Written problem: Filter the entries and keep only the lines where the string "split" appears.

********

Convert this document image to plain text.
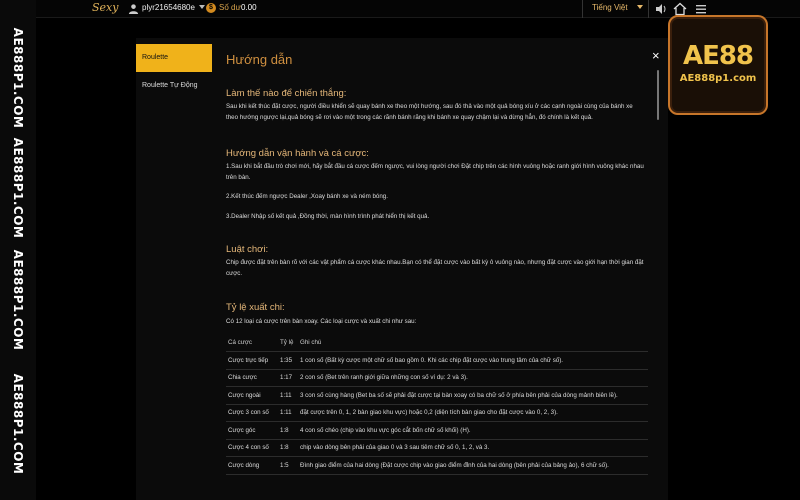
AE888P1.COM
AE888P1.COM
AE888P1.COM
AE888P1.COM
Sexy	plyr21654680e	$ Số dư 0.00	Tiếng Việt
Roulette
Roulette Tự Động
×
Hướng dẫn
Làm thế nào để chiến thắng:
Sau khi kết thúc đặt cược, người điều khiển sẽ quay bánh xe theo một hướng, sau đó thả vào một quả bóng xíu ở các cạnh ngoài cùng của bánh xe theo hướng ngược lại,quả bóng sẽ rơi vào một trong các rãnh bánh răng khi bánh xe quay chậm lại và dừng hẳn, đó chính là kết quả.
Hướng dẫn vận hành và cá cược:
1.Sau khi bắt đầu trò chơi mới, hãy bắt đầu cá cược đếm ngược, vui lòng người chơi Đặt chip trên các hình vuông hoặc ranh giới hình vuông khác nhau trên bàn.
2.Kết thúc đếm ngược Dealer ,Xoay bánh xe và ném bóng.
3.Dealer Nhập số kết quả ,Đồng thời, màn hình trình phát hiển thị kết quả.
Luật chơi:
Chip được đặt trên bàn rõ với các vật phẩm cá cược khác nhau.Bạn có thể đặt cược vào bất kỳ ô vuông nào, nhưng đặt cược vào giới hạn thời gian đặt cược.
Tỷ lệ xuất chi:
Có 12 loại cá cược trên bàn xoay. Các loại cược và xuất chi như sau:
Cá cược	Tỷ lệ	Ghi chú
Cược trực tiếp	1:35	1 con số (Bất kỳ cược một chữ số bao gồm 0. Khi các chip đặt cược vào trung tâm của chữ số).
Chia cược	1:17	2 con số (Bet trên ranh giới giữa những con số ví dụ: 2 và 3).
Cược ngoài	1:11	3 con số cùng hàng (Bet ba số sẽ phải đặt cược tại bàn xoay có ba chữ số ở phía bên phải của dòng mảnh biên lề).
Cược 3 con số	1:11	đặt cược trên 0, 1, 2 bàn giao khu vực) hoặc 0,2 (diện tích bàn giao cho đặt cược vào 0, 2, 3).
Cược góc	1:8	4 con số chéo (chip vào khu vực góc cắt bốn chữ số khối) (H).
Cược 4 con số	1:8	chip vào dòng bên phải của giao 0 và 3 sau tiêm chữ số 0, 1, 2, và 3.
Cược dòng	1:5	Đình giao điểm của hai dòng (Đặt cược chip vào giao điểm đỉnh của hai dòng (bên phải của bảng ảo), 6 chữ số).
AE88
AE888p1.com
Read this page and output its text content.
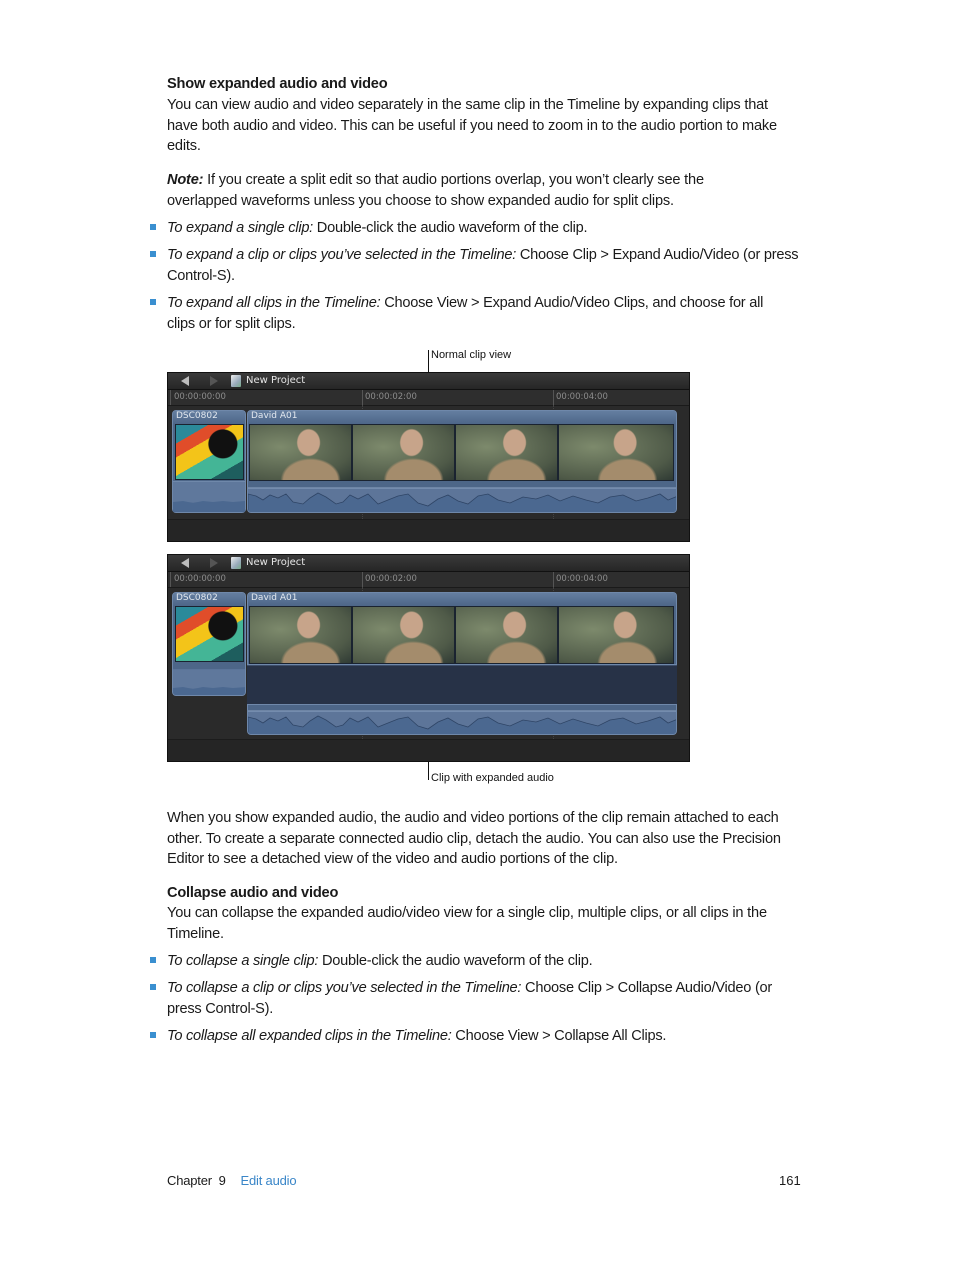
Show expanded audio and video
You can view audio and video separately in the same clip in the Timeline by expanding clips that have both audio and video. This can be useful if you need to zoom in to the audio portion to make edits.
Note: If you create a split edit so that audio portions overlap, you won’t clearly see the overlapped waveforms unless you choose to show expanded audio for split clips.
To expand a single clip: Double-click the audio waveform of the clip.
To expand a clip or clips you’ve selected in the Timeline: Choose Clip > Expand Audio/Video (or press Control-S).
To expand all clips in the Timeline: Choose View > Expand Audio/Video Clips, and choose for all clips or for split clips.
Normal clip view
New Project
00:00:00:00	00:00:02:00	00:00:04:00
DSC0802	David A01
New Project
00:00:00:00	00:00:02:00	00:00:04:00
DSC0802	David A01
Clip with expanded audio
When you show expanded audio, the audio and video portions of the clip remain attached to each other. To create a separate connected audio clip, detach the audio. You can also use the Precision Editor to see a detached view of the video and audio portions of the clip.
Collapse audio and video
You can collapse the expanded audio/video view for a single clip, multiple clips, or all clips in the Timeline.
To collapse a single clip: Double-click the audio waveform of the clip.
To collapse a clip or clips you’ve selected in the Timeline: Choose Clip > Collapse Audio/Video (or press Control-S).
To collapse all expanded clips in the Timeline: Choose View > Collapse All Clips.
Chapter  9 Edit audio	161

********

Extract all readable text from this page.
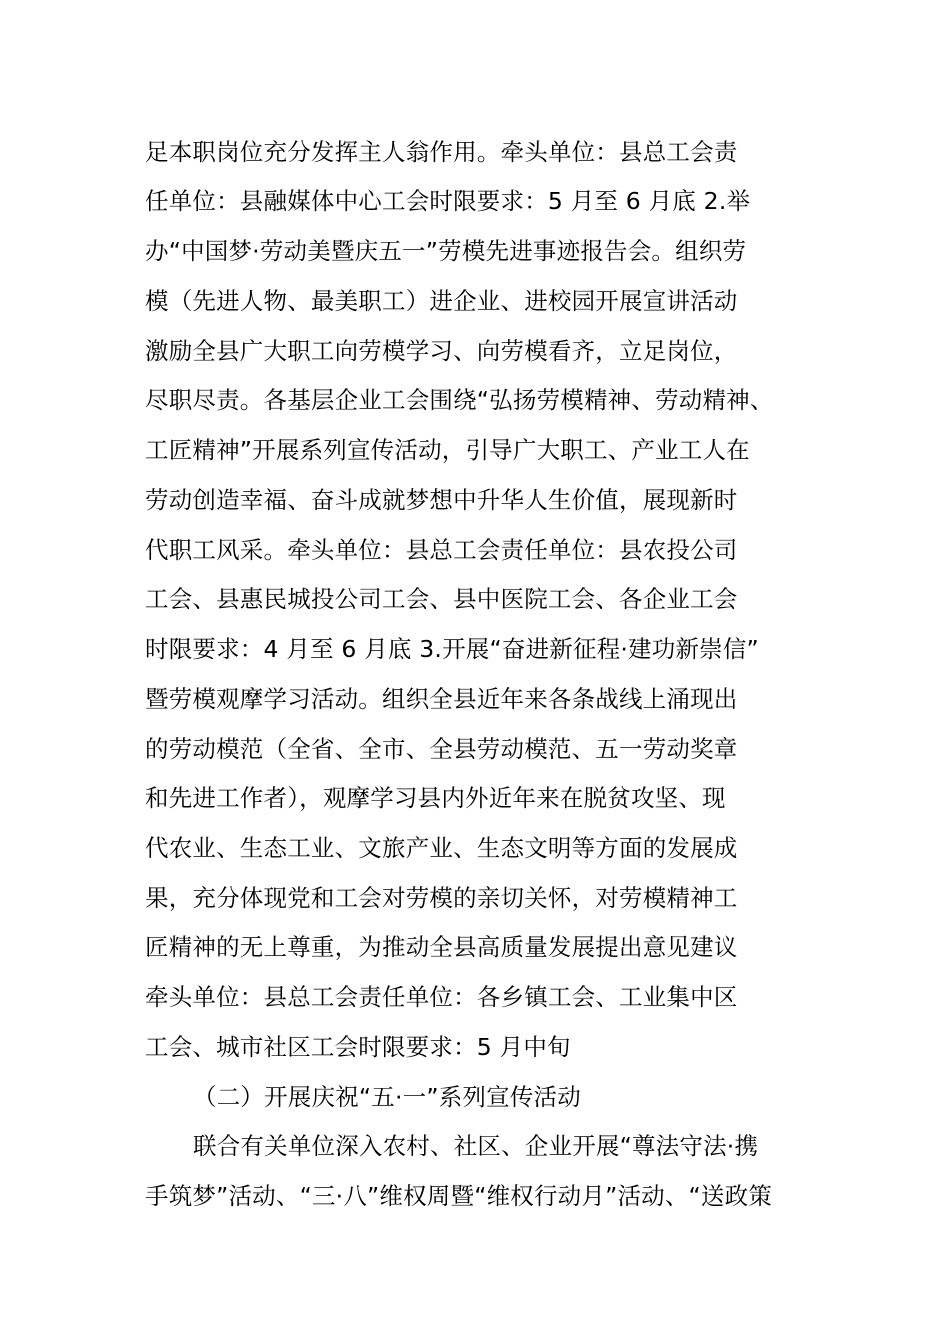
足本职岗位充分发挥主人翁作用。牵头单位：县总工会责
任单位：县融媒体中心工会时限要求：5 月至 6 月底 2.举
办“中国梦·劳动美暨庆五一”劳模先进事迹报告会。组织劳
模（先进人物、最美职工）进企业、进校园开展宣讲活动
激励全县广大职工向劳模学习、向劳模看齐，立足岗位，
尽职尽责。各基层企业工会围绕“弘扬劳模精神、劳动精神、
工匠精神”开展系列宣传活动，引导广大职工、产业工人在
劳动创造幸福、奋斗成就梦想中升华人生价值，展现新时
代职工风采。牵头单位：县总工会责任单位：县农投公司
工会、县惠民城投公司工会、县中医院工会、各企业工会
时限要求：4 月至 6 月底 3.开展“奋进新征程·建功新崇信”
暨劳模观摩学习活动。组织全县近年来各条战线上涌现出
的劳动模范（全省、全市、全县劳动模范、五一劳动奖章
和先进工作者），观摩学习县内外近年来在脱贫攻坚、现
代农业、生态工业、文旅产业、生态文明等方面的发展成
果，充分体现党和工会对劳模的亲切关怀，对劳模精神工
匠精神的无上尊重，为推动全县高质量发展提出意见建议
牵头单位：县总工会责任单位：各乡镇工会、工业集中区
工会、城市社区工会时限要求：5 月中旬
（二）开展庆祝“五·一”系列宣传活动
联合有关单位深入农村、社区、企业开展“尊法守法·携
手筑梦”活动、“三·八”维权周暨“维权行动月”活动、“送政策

********

Exercise answer:
Note: If you create a split edit so that audio portions overlap, you won’t clearly see the overlapped waveforms unless you choose to show expanded audio for split clips.
To expand all clips in the Timeline: Choose View > Expand Audio/Video Clips, and choose for all clips or for split clips.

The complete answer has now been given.